▶ _課題の内容_
1. 認知行動療法についての本文によると、2020年に発表された比較研究の筆頭著者は誰ですか。
2. 認知行動療法についての本文を、最後の文の続きから書き進めてください。

▶ _本文抜粋_
「認知行動療法」(Cognitive behavioral therapy)とは、ものの見方や受け取り方など、認知に働きかけて気持ちを楽にする心理療法の一つです。
うつ病、パニック障害、強迫性障害、不眠症、薬物依存症、摂食障害、統合失調症などにおいて、科学的根拠に基づいた有効性が報告されています。
認知行動療法はオンラインのセッションでも効果があることがわかっていますが、対面することには患者とセラピスト間のつながりというメリットがあり、これがオンラインとは異なる治療効果を生む部分もあるというのがこれまで共通の認識でした。
しかし新しい研究で、セッションをオンラインで受けた人は対面で受けた人よりも効果を感じていることが明らかになりました。
サマリーをシェアします。
2020年、カナダ マックマスター大学のキャンディス・ルオ氏を筆頭著者とする、うつ病性障害における、対面型とオンライン型とによる認知行動療法の効果を比較した研究結果が発表されました。

[保存された記録]
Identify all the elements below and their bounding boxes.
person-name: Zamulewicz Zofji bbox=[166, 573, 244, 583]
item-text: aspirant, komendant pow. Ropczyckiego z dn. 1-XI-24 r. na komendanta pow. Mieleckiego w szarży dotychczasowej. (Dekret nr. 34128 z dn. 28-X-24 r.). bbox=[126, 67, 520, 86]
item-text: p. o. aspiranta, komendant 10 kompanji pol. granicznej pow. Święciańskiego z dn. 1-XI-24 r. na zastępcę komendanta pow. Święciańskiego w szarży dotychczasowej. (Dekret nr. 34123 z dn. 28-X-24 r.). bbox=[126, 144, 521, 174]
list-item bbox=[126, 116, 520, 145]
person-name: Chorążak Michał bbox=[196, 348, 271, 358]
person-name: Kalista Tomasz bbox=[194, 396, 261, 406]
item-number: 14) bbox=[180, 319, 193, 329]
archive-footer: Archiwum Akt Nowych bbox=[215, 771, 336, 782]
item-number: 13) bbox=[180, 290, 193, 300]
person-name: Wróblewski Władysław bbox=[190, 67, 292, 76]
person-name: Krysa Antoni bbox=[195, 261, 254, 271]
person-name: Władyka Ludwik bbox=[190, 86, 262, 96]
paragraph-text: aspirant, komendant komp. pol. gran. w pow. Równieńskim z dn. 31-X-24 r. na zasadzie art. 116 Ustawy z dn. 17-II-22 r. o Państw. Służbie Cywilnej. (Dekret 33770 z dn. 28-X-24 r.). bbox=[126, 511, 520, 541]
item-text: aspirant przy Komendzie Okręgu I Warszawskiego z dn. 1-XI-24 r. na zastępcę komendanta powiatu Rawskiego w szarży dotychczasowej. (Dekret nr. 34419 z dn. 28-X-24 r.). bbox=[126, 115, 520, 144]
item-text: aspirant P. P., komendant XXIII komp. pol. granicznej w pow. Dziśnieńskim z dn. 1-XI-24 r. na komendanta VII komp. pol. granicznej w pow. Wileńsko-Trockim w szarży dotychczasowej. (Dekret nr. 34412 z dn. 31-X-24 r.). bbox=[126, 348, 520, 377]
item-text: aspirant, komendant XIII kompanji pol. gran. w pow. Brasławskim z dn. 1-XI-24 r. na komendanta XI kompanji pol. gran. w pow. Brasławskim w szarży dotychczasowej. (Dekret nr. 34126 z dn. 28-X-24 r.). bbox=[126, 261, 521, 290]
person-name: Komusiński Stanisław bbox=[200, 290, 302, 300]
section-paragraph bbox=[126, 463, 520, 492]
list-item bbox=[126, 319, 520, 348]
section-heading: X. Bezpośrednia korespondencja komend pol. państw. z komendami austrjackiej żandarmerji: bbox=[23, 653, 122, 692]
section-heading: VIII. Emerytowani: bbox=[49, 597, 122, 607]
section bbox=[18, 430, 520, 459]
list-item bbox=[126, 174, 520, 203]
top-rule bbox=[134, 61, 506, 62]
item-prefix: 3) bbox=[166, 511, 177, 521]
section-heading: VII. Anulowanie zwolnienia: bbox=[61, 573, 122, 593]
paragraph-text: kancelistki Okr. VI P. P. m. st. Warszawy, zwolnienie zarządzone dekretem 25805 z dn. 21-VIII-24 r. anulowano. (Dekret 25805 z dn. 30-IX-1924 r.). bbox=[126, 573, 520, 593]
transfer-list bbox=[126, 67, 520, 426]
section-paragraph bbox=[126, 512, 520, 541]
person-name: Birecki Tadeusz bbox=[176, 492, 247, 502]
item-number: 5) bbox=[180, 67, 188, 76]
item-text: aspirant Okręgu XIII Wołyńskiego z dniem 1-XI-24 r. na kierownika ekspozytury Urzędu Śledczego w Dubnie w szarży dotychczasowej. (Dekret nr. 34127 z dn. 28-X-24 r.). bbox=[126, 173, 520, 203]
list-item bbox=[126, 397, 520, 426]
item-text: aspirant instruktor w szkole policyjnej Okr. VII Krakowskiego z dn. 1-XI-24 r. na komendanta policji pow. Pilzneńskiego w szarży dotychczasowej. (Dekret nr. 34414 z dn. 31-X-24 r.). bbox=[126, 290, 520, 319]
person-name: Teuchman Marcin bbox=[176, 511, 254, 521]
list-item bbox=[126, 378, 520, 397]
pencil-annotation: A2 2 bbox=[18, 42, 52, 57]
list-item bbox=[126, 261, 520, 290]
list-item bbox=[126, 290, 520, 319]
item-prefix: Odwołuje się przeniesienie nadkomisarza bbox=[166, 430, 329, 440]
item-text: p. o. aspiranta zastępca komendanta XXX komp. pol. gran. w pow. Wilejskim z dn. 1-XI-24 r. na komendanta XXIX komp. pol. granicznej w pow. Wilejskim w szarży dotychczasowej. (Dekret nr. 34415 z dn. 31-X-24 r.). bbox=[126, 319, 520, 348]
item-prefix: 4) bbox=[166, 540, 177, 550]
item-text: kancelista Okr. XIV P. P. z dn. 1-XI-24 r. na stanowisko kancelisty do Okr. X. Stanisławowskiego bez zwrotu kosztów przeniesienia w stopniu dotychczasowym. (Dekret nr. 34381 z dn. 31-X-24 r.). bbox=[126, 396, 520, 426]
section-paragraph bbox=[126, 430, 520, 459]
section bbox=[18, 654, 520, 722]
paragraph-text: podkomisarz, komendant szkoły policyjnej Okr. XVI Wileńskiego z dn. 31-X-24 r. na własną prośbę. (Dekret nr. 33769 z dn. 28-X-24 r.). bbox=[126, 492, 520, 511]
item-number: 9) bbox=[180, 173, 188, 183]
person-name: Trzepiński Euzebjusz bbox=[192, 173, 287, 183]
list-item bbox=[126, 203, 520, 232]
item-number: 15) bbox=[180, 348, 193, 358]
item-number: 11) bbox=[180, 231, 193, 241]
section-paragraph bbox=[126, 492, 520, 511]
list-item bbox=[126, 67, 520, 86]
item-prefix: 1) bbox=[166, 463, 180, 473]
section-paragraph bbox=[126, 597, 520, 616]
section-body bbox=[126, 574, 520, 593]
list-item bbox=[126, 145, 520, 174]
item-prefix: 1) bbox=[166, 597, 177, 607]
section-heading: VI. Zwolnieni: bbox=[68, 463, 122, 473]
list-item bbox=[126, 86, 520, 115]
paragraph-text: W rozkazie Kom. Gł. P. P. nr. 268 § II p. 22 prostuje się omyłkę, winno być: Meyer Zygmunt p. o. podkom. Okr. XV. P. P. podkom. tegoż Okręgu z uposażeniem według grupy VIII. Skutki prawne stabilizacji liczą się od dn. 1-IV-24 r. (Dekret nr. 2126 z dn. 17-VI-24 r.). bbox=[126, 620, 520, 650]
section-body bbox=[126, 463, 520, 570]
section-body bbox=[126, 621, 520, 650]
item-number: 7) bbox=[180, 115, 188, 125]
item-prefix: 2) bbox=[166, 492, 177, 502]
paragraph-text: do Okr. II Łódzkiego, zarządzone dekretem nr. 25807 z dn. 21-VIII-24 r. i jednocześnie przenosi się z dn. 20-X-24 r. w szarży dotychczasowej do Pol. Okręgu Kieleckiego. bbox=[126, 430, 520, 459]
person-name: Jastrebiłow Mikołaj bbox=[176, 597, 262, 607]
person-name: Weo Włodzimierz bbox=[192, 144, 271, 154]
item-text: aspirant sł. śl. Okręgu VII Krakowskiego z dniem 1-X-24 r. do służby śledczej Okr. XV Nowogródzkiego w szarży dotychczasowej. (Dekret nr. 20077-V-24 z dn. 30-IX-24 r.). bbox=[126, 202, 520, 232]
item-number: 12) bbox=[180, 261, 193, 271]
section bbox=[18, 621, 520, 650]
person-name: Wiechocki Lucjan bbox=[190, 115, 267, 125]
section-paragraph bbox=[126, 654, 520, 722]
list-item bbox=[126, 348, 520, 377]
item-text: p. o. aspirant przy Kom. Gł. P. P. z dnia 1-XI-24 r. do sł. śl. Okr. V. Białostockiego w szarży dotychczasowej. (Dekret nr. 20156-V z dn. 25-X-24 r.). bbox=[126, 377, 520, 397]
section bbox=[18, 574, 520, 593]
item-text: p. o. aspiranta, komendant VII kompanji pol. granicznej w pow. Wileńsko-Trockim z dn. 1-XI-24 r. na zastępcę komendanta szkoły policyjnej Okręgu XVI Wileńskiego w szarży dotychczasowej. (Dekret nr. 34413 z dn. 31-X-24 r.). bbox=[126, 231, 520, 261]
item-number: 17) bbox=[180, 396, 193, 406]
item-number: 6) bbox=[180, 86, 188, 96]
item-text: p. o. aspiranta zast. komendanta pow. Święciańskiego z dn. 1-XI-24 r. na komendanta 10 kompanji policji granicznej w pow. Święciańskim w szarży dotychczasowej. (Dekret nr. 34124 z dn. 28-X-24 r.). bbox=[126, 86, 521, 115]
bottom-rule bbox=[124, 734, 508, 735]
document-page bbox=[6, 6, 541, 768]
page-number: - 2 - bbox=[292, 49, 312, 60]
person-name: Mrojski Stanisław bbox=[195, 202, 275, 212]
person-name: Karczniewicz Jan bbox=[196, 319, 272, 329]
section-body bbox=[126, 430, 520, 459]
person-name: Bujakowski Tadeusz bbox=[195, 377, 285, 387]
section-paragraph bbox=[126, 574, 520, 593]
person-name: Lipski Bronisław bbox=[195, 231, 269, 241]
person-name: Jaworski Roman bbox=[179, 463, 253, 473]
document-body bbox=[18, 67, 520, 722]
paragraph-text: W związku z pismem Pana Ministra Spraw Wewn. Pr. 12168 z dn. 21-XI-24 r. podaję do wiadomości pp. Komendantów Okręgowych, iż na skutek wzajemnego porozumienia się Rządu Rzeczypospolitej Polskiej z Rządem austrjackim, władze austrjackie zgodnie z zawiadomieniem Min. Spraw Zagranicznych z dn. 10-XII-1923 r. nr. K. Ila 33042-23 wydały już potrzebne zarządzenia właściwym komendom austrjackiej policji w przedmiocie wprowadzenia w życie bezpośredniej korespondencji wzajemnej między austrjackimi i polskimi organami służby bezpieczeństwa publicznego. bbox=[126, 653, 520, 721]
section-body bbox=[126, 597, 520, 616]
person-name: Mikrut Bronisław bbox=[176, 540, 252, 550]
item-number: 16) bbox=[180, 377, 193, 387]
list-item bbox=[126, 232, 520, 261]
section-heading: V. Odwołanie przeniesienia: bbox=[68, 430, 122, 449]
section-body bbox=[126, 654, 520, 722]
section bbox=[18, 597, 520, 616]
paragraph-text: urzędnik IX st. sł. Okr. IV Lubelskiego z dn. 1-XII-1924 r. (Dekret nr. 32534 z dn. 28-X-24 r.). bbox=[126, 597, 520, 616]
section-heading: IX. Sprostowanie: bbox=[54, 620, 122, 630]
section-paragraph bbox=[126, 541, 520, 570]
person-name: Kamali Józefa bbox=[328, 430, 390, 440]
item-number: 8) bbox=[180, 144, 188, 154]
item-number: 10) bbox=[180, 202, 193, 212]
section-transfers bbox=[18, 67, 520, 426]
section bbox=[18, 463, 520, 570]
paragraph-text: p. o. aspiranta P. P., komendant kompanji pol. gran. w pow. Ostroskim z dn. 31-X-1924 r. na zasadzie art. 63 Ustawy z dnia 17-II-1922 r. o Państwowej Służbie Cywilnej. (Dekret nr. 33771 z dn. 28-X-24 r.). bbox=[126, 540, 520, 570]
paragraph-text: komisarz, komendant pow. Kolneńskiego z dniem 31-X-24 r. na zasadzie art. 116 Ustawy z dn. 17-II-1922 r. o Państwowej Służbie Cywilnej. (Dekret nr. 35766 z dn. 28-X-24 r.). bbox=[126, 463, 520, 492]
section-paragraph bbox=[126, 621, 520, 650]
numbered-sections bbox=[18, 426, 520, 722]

▶ _課題別の解答_
1. カナダ マックマスター大学のキャンディス・ルオ氏です。

2.
研究者たちは15年間にわたって6つの異なる国で実施された17件の認知行動療法について、オンラインセッションと対面セッションそれぞれの効果を体系的に分析しました。
結果、次のようなことがわかりました。
1、参加者の満足度については、対面でもオンラインでも有意な差は見られませんでした。
2、ところが予想に反して、認知行動療法をオンラインで受けた人は、対面で受けた人よりも症状の軽減が大きくなりました。
3、人々が自身の快適な空間で、必要な時にメンタルヘルスのケアに容易にアクセスすることは理にかなっています。
4、17件の研究は異質性が高いため、すべての結果について決定的な結論を得るまでには至りませんでした。
5、しかし私たちの研究結果は、オンラインセッションが対面型セッションと少なくとも同等の効果があることを示しています。
6、患者とセラピストが望むなら、オンラインセッションによる認知行動療法を提供すべきであると言えます。
出典:EClinicalMedicine
https://www.thelancet.com/journals/eclinm/article/PIIS2589-5370(20)30186-3/fulltext#
オンラインでのセッションには、予約を取ってカウンセラーに会いに行くのと同じくらいか、それ以上の効果があるかもしれないそう。
心理学部の学生として、カウンセリングを勉強中の私にとって驚きの研究結果です。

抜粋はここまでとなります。